[Items listed in a dataset]
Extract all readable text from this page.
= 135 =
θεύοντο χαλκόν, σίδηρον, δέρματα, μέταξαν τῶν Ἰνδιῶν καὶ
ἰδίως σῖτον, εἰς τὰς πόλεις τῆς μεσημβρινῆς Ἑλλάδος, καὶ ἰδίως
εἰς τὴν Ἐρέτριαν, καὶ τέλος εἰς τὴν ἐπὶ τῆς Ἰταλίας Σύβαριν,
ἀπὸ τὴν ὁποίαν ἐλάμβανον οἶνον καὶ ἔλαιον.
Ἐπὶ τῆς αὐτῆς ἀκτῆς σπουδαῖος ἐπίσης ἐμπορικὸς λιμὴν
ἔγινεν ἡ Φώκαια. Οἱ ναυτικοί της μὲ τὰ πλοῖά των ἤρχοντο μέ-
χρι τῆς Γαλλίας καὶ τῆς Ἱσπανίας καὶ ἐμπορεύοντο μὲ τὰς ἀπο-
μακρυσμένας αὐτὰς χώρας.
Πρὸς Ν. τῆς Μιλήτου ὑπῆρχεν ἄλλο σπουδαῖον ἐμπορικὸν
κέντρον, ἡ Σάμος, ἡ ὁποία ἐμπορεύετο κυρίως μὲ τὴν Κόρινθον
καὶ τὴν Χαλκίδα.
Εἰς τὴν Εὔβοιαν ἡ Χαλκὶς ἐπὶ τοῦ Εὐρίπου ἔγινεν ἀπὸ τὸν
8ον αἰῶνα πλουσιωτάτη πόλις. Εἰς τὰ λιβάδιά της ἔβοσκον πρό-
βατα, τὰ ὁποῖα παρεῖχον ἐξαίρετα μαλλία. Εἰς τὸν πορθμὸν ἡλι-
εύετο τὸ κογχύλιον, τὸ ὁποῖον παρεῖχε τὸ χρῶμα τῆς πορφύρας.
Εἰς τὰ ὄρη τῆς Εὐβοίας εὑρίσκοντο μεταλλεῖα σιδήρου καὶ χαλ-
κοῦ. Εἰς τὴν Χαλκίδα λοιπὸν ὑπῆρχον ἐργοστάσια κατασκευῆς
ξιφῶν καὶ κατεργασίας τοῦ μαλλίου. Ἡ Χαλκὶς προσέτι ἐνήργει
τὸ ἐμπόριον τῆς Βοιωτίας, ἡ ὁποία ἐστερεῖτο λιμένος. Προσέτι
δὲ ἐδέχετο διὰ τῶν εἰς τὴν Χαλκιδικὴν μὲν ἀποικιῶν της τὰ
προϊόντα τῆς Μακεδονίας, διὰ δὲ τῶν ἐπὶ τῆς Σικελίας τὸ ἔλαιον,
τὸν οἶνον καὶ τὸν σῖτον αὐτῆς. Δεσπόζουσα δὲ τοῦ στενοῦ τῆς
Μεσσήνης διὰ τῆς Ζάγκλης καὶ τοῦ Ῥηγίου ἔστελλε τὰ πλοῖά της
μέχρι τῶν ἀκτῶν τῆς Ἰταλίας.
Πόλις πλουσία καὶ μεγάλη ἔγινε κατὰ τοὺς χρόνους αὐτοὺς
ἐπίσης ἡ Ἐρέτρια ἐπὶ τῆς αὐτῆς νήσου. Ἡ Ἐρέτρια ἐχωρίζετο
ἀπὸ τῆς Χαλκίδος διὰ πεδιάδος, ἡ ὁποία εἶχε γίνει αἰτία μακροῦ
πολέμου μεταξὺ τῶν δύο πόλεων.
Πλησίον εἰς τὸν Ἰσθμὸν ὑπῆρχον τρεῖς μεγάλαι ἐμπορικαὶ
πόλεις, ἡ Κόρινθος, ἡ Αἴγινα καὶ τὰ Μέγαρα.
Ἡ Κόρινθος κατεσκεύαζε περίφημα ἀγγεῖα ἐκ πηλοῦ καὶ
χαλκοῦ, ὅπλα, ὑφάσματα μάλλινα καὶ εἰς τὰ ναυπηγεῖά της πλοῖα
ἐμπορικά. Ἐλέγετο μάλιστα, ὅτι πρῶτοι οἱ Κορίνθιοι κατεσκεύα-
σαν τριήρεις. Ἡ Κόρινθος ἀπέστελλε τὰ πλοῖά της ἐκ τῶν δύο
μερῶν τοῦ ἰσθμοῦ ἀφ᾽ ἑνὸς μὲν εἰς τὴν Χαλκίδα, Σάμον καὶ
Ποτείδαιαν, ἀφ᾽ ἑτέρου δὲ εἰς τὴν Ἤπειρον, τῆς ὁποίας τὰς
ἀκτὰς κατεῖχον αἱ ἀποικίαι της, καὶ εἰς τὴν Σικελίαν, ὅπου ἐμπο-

• [YOUR TASK]
Each line that holds the word "Χαλκίδα" should be extracted from the records.

• [FULL ANSWER]
καὶ τὴν Χαλκίδα.
κοῦ. Εἰς τὴν Χαλκίδα λοιπὸν ὑπῆρχον ἐργοστάσια κατασκευῆς
μερῶν τοῦ ἰσθμοῦ ἀφ᾽ ἑνὸς μὲν εἰς τὴν Χαλκίδα, Σάμον καὶ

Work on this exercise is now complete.